* Exercise inputs *
■ ■ ■ ■ ■ ■ ■
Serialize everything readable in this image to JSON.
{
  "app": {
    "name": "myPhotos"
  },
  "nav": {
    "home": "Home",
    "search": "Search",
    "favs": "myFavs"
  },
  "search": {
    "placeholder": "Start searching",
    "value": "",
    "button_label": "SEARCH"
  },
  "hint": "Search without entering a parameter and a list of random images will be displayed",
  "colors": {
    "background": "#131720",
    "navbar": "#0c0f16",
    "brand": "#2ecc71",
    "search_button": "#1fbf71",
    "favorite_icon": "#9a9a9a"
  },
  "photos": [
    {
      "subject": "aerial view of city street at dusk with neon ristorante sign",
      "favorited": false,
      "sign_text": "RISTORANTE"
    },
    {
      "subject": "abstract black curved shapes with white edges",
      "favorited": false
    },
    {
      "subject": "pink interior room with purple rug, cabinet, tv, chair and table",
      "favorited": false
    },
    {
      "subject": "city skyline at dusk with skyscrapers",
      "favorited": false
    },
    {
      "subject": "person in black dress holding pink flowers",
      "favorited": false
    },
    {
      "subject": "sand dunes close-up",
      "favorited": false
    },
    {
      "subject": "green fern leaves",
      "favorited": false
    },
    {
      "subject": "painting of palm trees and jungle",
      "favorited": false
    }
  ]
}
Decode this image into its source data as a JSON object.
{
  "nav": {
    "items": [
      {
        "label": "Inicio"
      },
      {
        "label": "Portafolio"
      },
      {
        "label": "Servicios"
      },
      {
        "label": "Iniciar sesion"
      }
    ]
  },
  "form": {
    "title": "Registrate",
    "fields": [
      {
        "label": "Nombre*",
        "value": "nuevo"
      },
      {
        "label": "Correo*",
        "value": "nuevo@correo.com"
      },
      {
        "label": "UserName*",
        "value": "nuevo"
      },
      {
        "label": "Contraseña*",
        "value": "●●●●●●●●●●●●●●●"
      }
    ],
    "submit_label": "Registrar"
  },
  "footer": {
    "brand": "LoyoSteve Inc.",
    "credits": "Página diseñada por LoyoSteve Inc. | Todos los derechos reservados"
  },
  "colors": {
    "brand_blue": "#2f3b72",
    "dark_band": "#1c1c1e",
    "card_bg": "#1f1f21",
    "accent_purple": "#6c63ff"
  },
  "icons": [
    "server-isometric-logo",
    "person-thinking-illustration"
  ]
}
■ ■ ■ ■ ■ ■ ■
* Task objective *
Copy, from the material above, each line in which the string "city" occurs.

* Response to the task *
      "subject": "aerial view of city street at dusk with neon ristorante sign",
      "subject": "city skyline at dusk with skyscrapers",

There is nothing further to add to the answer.